**DATA TO PROCESS:**
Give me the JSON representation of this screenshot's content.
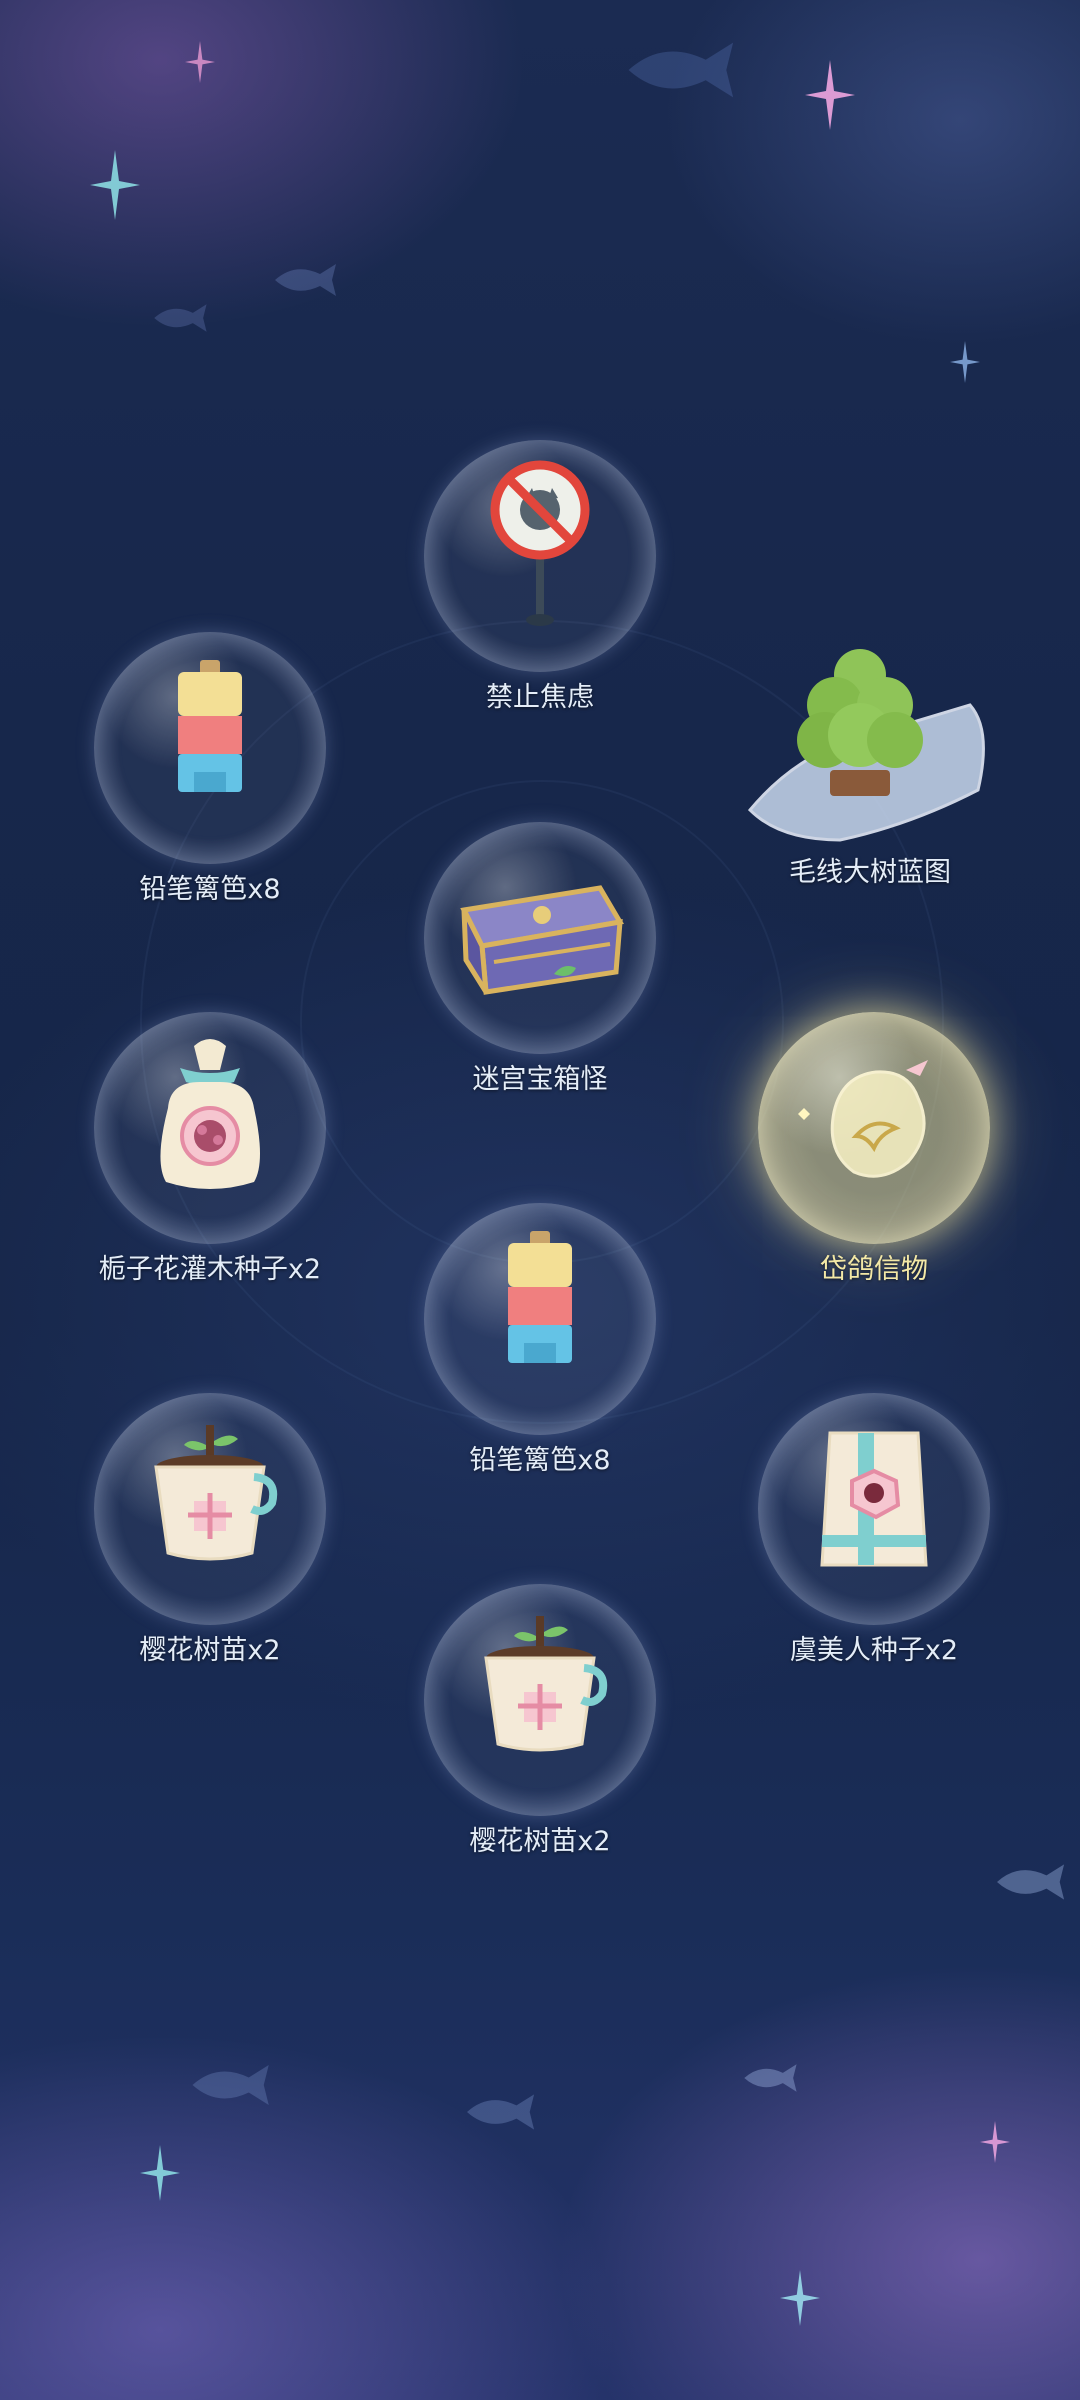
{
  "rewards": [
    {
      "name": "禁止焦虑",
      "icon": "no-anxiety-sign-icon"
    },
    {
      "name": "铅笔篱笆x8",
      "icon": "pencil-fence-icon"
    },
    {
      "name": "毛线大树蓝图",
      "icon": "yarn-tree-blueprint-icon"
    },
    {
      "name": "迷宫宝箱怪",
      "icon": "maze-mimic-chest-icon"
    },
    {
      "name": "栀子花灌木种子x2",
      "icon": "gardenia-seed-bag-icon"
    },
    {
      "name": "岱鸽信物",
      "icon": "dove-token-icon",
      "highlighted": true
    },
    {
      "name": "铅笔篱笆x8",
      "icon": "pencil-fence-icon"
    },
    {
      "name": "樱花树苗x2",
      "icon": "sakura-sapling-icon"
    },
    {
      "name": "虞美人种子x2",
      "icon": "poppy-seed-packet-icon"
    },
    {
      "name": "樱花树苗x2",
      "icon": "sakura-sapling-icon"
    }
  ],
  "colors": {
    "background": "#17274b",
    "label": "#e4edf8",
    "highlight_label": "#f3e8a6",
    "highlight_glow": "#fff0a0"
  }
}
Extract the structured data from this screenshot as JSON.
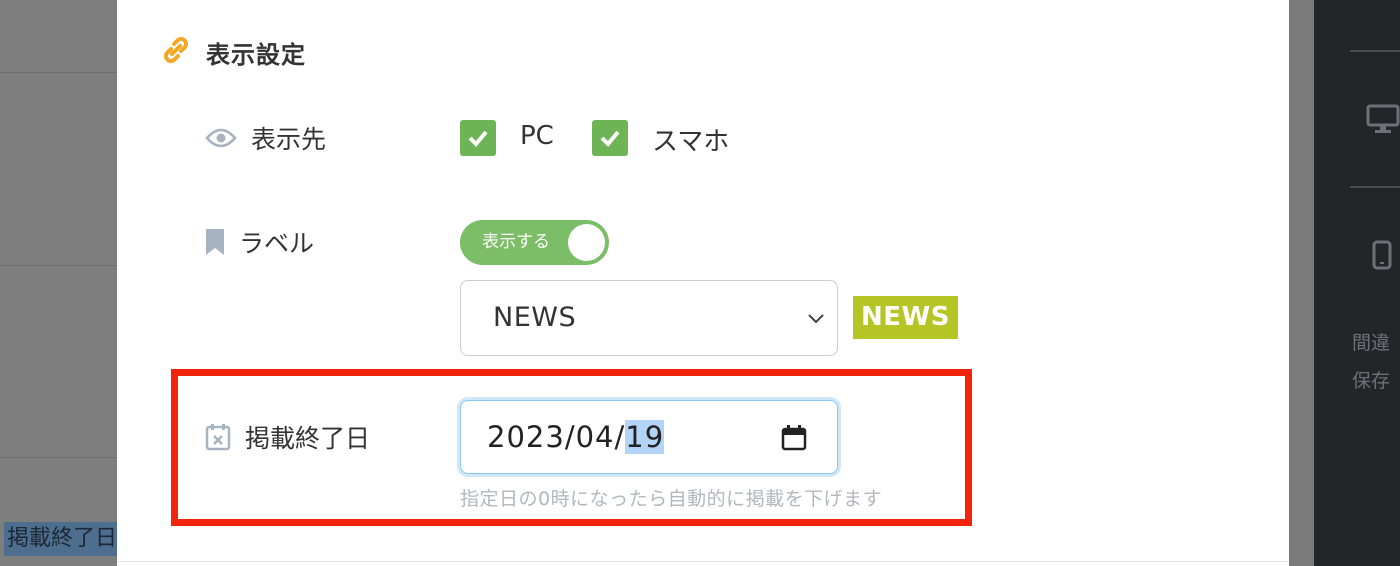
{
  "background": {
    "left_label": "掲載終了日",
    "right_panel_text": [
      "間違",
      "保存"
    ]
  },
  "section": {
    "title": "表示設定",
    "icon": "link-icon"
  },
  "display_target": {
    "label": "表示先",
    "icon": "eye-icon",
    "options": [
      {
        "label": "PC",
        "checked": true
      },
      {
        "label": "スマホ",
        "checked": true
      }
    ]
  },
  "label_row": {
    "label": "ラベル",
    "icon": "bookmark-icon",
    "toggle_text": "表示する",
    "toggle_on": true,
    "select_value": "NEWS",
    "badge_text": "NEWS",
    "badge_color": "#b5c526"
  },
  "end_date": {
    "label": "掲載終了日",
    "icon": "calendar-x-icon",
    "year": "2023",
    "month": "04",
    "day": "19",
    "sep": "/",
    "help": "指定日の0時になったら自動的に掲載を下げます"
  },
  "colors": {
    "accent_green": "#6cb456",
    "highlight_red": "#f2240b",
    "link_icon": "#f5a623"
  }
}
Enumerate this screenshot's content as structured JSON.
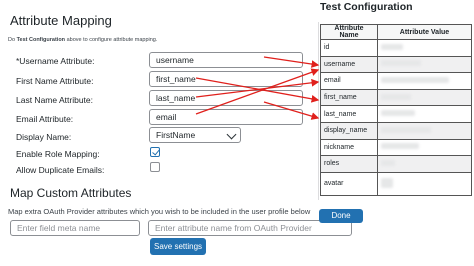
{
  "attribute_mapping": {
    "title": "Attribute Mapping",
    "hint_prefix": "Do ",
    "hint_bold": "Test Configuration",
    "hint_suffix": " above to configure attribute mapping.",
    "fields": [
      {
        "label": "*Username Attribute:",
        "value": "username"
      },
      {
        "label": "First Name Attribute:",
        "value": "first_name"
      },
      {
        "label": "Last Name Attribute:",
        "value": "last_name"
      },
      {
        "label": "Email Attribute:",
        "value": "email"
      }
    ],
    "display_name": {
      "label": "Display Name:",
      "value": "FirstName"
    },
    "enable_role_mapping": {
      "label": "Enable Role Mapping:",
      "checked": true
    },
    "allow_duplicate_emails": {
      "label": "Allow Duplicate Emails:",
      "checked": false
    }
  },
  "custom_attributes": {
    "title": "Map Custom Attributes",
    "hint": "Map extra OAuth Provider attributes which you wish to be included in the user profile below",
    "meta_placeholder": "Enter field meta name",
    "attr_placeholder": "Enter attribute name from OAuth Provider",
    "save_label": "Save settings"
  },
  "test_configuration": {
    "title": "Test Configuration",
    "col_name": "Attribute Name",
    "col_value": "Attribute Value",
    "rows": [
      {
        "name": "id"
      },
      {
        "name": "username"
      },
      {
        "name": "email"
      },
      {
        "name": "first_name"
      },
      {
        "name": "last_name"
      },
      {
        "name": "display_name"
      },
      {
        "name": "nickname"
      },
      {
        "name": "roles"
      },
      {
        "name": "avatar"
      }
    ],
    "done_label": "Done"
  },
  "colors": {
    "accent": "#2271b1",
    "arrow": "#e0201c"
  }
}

**GOAL OF THE EXERCISE:**
Say, as a single number and nothing more, how many lines of the entries contain the word "from".

**OUTPUT OF THE EXERCISE:**
2